__Raw records__.
--

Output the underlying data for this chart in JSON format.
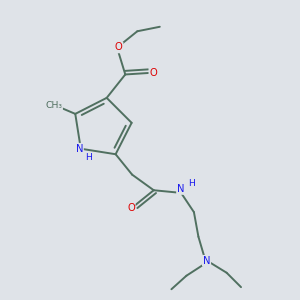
{
  "background_color": "#dfe3e8",
  "bond_color": "#507060",
  "atom_color_N": "#1a1aee",
  "atom_color_O": "#dd0000",
  "figsize": [
    3.0,
    3.0
  ],
  "dpi": 100,
  "xlim": [
    0,
    10
  ],
  "ylim": [
    0,
    10
  ]
}
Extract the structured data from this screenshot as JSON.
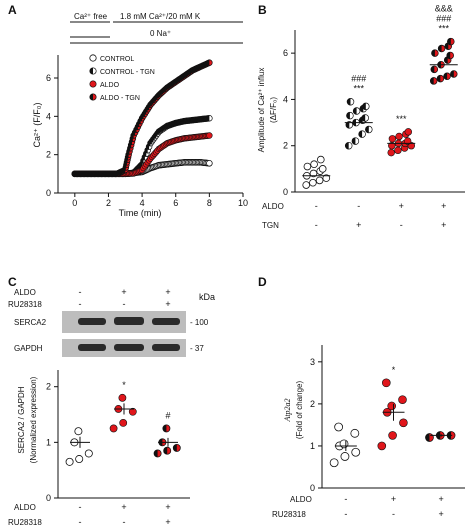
{
  "panels": {
    "a": "A",
    "b": "B",
    "c": "C",
    "d": "D"
  },
  "colors": {
    "red": "#e0161b",
    "black": "#111111",
    "band": "#2a2a2a",
    "blot": "#bdbdbd"
  },
  "chart_data": [
    {
      "panel": "A",
      "type": "scatter",
      "protocol": {
        "free_label": "Ca²⁺ free",
        "bath_label": "1.8 mM Ca²⁺/20 mM K",
        "na_label": "0 Na⁺"
      },
      "xlabel": "Time (min)",
      "ylabel": "Ca²⁺ (F/F₀)",
      "xlim": [
        -1,
        10
      ],
      "ylim": [
        0,
        7.2
      ],
      "xticks": [
        0,
        2,
        4,
        6,
        8,
        10
      ],
      "yticks": [
        0,
        2,
        4,
        6
      ],
      "series": [
        {
          "name": "CONTROL",
          "marker": "open",
          "x": [
            0,
            0.5,
            1,
            1.5,
            2,
            2.5,
            3,
            3.5,
            4,
            4.5,
            5,
            5.5,
            6,
            6.5,
            7,
            7.5,
            8
          ],
          "y": [
            1,
            1,
            1,
            1,
            1,
            1,
            1,
            1.05,
            1.1,
            1.3,
            1.45,
            1.5,
            1.55,
            1.6,
            1.6,
            1.6,
            1.55
          ]
        },
        {
          "name": "CONTROL - TGN",
          "marker": "half",
          "x": [
            0,
            0.5,
            1,
            1.5,
            2,
            2.5,
            3,
            3.5,
            4,
            4.5,
            5,
            5.5,
            6,
            6.5,
            7,
            7.5,
            8
          ],
          "y": [
            1,
            1,
            1,
            1,
            1,
            1,
            1,
            1.05,
            1.5,
            2.6,
            3.2,
            3.5,
            3.65,
            3.75,
            3.8,
            3.85,
            3.9
          ]
        },
        {
          "name": "ALDO",
          "marker": "red",
          "x": [
            0,
            0.5,
            1,
            1.5,
            2,
            2.5,
            3,
            3.5,
            4,
            4.5,
            5,
            5.5,
            6,
            6.5,
            7,
            7.5,
            8
          ],
          "y": [
            1,
            1,
            1,
            1,
            1,
            1,
            1,
            1.02,
            1.2,
            1.8,
            2.3,
            2.6,
            2.75,
            2.85,
            2.9,
            2.95,
            3.0
          ]
        },
        {
          "name": "ALDO - TGN",
          "marker": "red-half",
          "x": [
            0,
            0.5,
            1,
            1.5,
            2,
            2.5,
            3,
            3.2,
            3.5,
            4,
            4.5,
            5,
            5.5,
            6,
            6.5,
            7,
            7.5,
            8
          ],
          "y": [
            1,
            1,
            1,
            1,
            1,
            1,
            1.2,
            2.0,
            3.0,
            3.9,
            4.6,
            5.1,
            5.5,
            5.8,
            6.1,
            6.4,
            6.6,
            6.8
          ]
        }
      ]
    },
    {
      "panel": "B",
      "type": "scatter",
      "ylabel_line1": "Amplitude of Ca²⁺ influx",
      "ylabel_line2": "(ΔF/F₀)",
      "ylim": [
        0,
        7
      ],
      "yticks": [
        0,
        2,
        4,
        6
      ],
      "row_labels": [
        "ALDO",
        "TGN"
      ],
      "groups": [
        {
          "aldo": "-",
          "tgn": "-",
          "marker": "open",
          "values": [
            0.3,
            0.4,
            0.5,
            0.6,
            0.7,
            0.8,
            0.9,
            1.0,
            1.1,
            1.2,
            1.4
          ],
          "mean": 0.7,
          "sig": []
        },
        {
          "aldo": "-",
          "tgn": "+",
          "marker": "half",
          "values": [
            2.0,
            2.2,
            2.5,
            2.7,
            2.9,
            3.0,
            3.1,
            3.2,
            3.3,
            3.5,
            3.6,
            3.7,
            3.9
          ],
          "mean": 3.0,
          "sig": [
            "###",
            "***"
          ]
        },
        {
          "aldo": "+",
          "tgn": "-",
          "marker": "red",
          "values": [
            1.7,
            1.8,
            1.9,
            2.0,
            2.0,
            2.1,
            2.1,
            2.2,
            2.3,
            2.4,
            2.5,
            2.6
          ],
          "mean": 2.1,
          "sig": [
            "***"
          ]
        },
        {
          "aldo": "+",
          "tgn": "+",
          "marker": "red-half",
          "values": [
            4.8,
            4.9,
            5.0,
            5.1,
            5.3,
            5.5,
            5.7,
            5.9,
            6.0,
            6.2,
            6.3,
            6.5
          ],
          "mean": 5.5,
          "sig": [
            "&&&",
            "###",
            "***"
          ]
        }
      ]
    },
    {
      "panel": "C",
      "type": "scatter",
      "kda_label": "kDa",
      "blot_rows": [
        {
          "label": "SERCA2",
          "kda": "- 100"
        },
        {
          "label": "GAPDH",
          "kda": "- 37"
        }
      ],
      "ylabel_line1": "SERCA2 / GAPDH",
      "ylabel_line2": "(Normalized expression)",
      "ylim": [
        0,
        2.3
      ],
      "yticks": [
        0,
        1,
        2
      ],
      "row_labels": [
        "ALDO",
        "RU28318"
      ],
      "groups": [
        {
          "aldo": "-",
          "ru": "-",
          "marker": "open",
          "values": [
            0.65,
            0.7,
            0.8,
            1.0,
            1.2
          ],
          "mean": 1.0,
          "sem": 0.1,
          "sig": []
        },
        {
          "aldo": "+",
          "ru": "-",
          "marker": "red",
          "values": [
            1.25,
            1.35,
            1.55,
            1.6,
            1.8
          ],
          "mean": 1.6,
          "sem": 0.1,
          "sig": [
            "*"
          ]
        },
        {
          "aldo": "+",
          "ru": "+",
          "marker": "red-half",
          "values": [
            0.8,
            0.85,
            0.9,
            1.0,
            1.25
          ],
          "mean": 1.0,
          "sem": 0.08,
          "sig": [
            "#"
          ]
        }
      ]
    },
    {
      "panel": "D",
      "type": "scatter",
      "ylabel_line1": "Atp2a2",
      "ylabel_line2": "(Fold of change)",
      "ylim": [
        0,
        3.4
      ],
      "yticks": [
        0,
        1,
        2,
        3
      ],
      "row_labels": [
        "ALDO",
        "RU28318"
      ],
      "groups": [
        {
          "aldo": "-",
          "ru": "-",
          "marker": "open",
          "values": [
            0.6,
            0.75,
            0.85,
            1.0,
            1.05,
            1.3,
            1.45
          ],
          "mean": 1.0,
          "sem": 0.12,
          "sig": []
        },
        {
          "aldo": "+",
          "ru": "-",
          "marker": "red",
          "values": [
            1.0,
            1.25,
            1.55,
            1.8,
            1.95,
            2.1,
            2.5
          ],
          "mean": 1.8,
          "sem": 0.2,
          "sig": [
            "*"
          ]
        },
        {
          "aldo": "+",
          "ru": "+",
          "marker": "red-half",
          "values": [
            1.2,
            1.25,
            1.25
          ],
          "mean": 1.25,
          "sem": 0.03,
          "sig": []
        }
      ]
    }
  ]
}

--

__Exercise__. Above are records with pictures; repeat the records exactly and leave the pictures out.

__Result of this exercise__.
Output the underlying data for this chart in JSON format.
{
  "background_color": "#dfe3e8",
  "bond_color": "#507060",
  "atom_color_N": "#1a1aee",
  "atom_color_O": "#dd0000",
  "figsize": [
    3.0,
    3.0
  ],
  "dpi": 100,
  "xlim": [
    0,
    10
  ],
  "ylim": [
    0,
    10
  ]
}
Extract the structured data from this screenshot as JSON.
{
  "panels": {
    "a": "A",
    "b": "B",
    "c": "C",
    "d": "D"
  },
  "colors": {
    "red": "#e0161b",
    "black": "#111111",
    "band": "#2a2a2a",
    "blot": "#bdbdbd"
  },
  "chart_data": [
    {
      "panel": "A",
      "type": "scatter",
      "protocol": {
        "free_label": "Ca²⁺ free",
        "bath_label": "1.8 mM Ca²⁺/20 mM K",
        "na_label": "0 Na⁺"
      },
      "xlabel": "Time (min)",
      "ylabel": "Ca²⁺ (F/F₀)",
      "xlim": [
        -1,
        10
      ],
      "ylim": [
        0,
        7.2
      ],
      "xticks": [
        0,
        2,
        4,
        6,
        8,
        10
      ],
      "yticks": [
        0,
        2,
        4,
        6
      ],
      "series": [
        {
          "name": "CONTROL",
          "marker": "open",
          "x": [
            0,
            0.5,
            1,
            1.5,
            2,
            2.5,
            3,
            3.5,
            4,
            4.5,
            5,
            5.5,
            6,
            6.5,
            7,
            7.5,
            8
          ],
          "y": [
            1,
            1,
            1,
            1,
            1,
            1,
            1,
            1.05,
            1.1,
            1.3,
            1.45,
            1.5,
            1.55,
            1.6,
            1.6,
            1.6,
            1.55
          ]
        },
        {
          "name": "CONTROL - TGN",
          "marker": "half",
          "x": [
            0,
            0.5,
            1,
            1.5,
            2,
            2.5,
            3,
            3.5,
            4,
            4.5,
            5,
            5.5,
            6,
            6.5,
            7,
            7.5,
            8
          ],
          "y": [
            1,
            1,
            1,
            1,
            1,
            1,
            1,
            1.05,
            1.5,
            2.6,
            3.2,
            3.5,
            3.65,
            3.75,
            3.8,
            3.85,
            3.9
          ]
        },
        {
          "name": "ALDO",
          "marker": "red",
          "x": [
            0,
            0.5,
            1,
            1.5,
            2,
            2.5,
            3,
            3.5,
            4,
            4.5,
            5,
            5.5,
            6,
            6.5,
            7,
            7.5,
            8
          ],
          "y": [
            1,
            1,
            1,
            1,
            1,
            1,
            1,
            1.02,
            1.2,
            1.8,
            2.3,
            2.6,
            2.75,
            2.85,
            2.9,
            2.95,
            3.0
          ]
        },
        {
          "name": "ALDO - TGN",
          "marker": "red-half",
          "x": [
            0,
            0.5,
            1,
            1.5,
            2,
            2.5,
            3,
            3.2,
            3.5,
            4,
            4.5,
            5,
            5.5,
            6,
            6.5,
            7,
            7.5,
            8
          ],
          "y": [
            1,
            1,
            1,
            1,
            1,
            1,
            1.2,
            2.0,
            3.0,
            3.9,
            4.6,
            5.1,
            5.5,
            5.8,
            6.1,
            6.4,
            6.6,
            6.8
          ]
        }
      ]
    },
    {
      "panel": "B",
      "type": "scatter",
      "ylabel_line1": "Amplitude of Ca²⁺ influx",
      "ylabel_line2": "(ΔF/F₀)",
      "ylim": [
        0,
        7
      ],
      "yticks": [
        0,
        2,
        4,
        6
      ],
      "row_labels": [
        "ALDO",
        "TGN"
      ],
      "groups": [
        {
          "aldo": "-",
          "tgn": "-",
          "marker": "open",
          "values": [
            0.3,
            0.4,
            0.5,
            0.6,
            0.7,
            0.8,
            0.9,
            1.0,
            1.1,
            1.2,
            1.4
          ],
          "mean": 0.7,
          "sig": []
        },
        {
          "aldo": "-",
          "tgn": "+",
          "marker": "half",
          "values": [
            2.0,
            2.2,
            2.5,
            2.7,
            2.9,
            3.0,
            3.1,
            3.2,
            3.3,
            3.5,
            3.6,
            3.7,
            3.9
          ],
          "mean": 3.0,
          "sig": [
            "###",
            "***"
          ]
        },
        {
          "aldo": "+",
          "tgn": "-",
          "marker": "red",
          "values": [
            1.7,
            1.8,
            1.9,
            2.0,
            2.0,
            2.1,
            2.1,
            2.2,
            2.3,
            2.4,
            2.5,
            2.6
          ],
          "mean": 2.1,
          "sig": [
            "***"
          ]
        },
        {
          "aldo": "+",
          "tgn": "+",
          "marker": "red-half",
          "values": [
            4.8,
            4.9,
            5.0,
            5.1,
            5.3,
            5.5,
            5.7,
            5.9,
            6.0,
            6.2,
            6.3,
            6.5
          ],
          "mean": 5.5,
          "sig": [
            "&&&",
            "###",
            "***"
          ]
        }
      ]
    },
    {
      "panel": "C",
      "type": "scatter",
      "kda_label": "kDa",
      "blot_rows": [
        {
          "label": "SERCA2",
          "kda": "- 100"
        },
        {
          "label": "GAPDH",
          "kda": "- 37"
        }
      ],
      "ylabel_line1": "SERCA2 / GAPDH",
      "ylabel_line2": "(Normalized expression)",
      "ylim": [
        0,
        2.3
      ],
      "yticks": [
        0,
        1,
        2
      ],
      "row_labels": [
        "ALDO",
        "RU28318"
      ],
      "groups": [
        {
          "aldo": "-",
          "ru": "-",
          "marker": "open",
          "values": [
            0.65,
            0.7,
            0.8,
            1.0,
            1.2
          ],
          "mean": 1.0,
          "sem": 0.1,
          "sig": []
        },
        {
          "aldo": "+",
          "ru": "-",
          "marker": "red",
          "values": [
            1.25,
            1.35,
            1.55,
            1.6,
            1.8
          ],
          "mean": 1.6,
          "sem": 0.1,
          "sig": [
            "*"
          ]
        },
        {
          "aldo": "+",
          "ru": "+",
          "marker": "red-half",
          "values": [
            0.8,
            0.85,
            0.9,
            1.0,
            1.25
          ],
          "mean": 1.0,
          "sem": 0.08,
          "sig": [
            "#"
          ]
        }
      ]
    },
    {
      "panel": "D",
      "type": "scatter",
      "ylabel_line1": "Atp2a2",
      "ylabel_line2": "(Fold of change)",
      "ylim": [
        0,
        3.4
      ],
      "yticks": [
        0,
        1,
        2,
        3
      ],
      "row_labels": [
        "ALDO",
        "RU28318"
      ],
      "groups": [
        {
          "aldo": "-",
          "ru": "-",
          "marker": "open",
          "values": [
            0.6,
            0.75,
            0.85,
            1.0,
            1.05,
            1.3,
            1.45
          ],
          "mean": 1.0,
          "sem": 0.12,
          "sig": []
        },
        {
          "aldo": "+",
          "ru": "-",
          "marker": "red",
          "values": [
            1.0,
            1.25,
            1.55,
            1.8,
            1.95,
            2.1,
            2.5
          ],
          "mean": 1.8,
          "sem": 0.2,
          "sig": [
            "*"
          ]
        },
        {
          "aldo": "+",
          "ru": "+",
          "marker": "red-half",
          "values": [
            1.2,
            1.25,
            1.25
          ],
          "mean": 1.25,
          "sem": 0.03,
          "sig": []
        }
      ]
    }
  ]
}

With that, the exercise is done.